Where does the string "Peneliti" appear? Copy every line of the entries below that holds it.
***** DATA SUPPLIED *****
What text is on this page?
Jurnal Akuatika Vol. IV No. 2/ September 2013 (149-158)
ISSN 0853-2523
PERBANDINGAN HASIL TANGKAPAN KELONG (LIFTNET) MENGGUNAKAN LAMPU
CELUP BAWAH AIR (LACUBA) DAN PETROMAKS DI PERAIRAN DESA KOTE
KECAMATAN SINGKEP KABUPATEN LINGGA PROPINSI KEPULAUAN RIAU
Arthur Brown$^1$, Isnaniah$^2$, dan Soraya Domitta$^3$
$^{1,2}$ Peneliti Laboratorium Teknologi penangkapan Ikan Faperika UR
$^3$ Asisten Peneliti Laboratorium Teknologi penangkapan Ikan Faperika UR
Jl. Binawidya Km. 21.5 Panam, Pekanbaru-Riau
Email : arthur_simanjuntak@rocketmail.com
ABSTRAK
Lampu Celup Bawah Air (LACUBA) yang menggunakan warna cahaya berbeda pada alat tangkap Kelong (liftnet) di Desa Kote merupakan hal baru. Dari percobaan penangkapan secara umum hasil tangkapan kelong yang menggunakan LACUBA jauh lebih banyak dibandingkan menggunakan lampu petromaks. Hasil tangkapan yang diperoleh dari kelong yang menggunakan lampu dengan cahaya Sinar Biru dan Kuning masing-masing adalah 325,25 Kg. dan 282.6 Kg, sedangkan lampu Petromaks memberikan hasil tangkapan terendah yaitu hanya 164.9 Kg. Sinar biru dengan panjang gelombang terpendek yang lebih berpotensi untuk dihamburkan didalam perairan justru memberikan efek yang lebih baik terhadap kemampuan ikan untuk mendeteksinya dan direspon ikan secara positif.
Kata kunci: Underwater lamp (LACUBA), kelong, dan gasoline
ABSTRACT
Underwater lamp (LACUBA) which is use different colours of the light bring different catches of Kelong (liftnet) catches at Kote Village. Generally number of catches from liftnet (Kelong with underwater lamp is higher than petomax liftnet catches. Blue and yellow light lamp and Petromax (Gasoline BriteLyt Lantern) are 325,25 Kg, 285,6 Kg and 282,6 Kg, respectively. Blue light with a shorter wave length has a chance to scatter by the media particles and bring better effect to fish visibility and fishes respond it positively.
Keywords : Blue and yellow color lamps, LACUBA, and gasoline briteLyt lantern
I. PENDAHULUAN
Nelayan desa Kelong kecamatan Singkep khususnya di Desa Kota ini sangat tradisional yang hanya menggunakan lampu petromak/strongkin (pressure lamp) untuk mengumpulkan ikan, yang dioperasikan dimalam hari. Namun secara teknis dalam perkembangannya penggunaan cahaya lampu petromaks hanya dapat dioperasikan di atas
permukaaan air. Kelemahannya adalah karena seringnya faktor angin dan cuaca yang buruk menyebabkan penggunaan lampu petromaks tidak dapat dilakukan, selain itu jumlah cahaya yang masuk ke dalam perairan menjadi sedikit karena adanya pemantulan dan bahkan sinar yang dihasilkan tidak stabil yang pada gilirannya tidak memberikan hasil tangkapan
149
*****
THE RESPONSE:
$^{1,2}$ Peneliti Laboratorium Teknologi penangkapan Ikan Faperika UR
$^3$ Asisten Peneliti Laboratorium Teknologi penangkapan Ikan Faperika UR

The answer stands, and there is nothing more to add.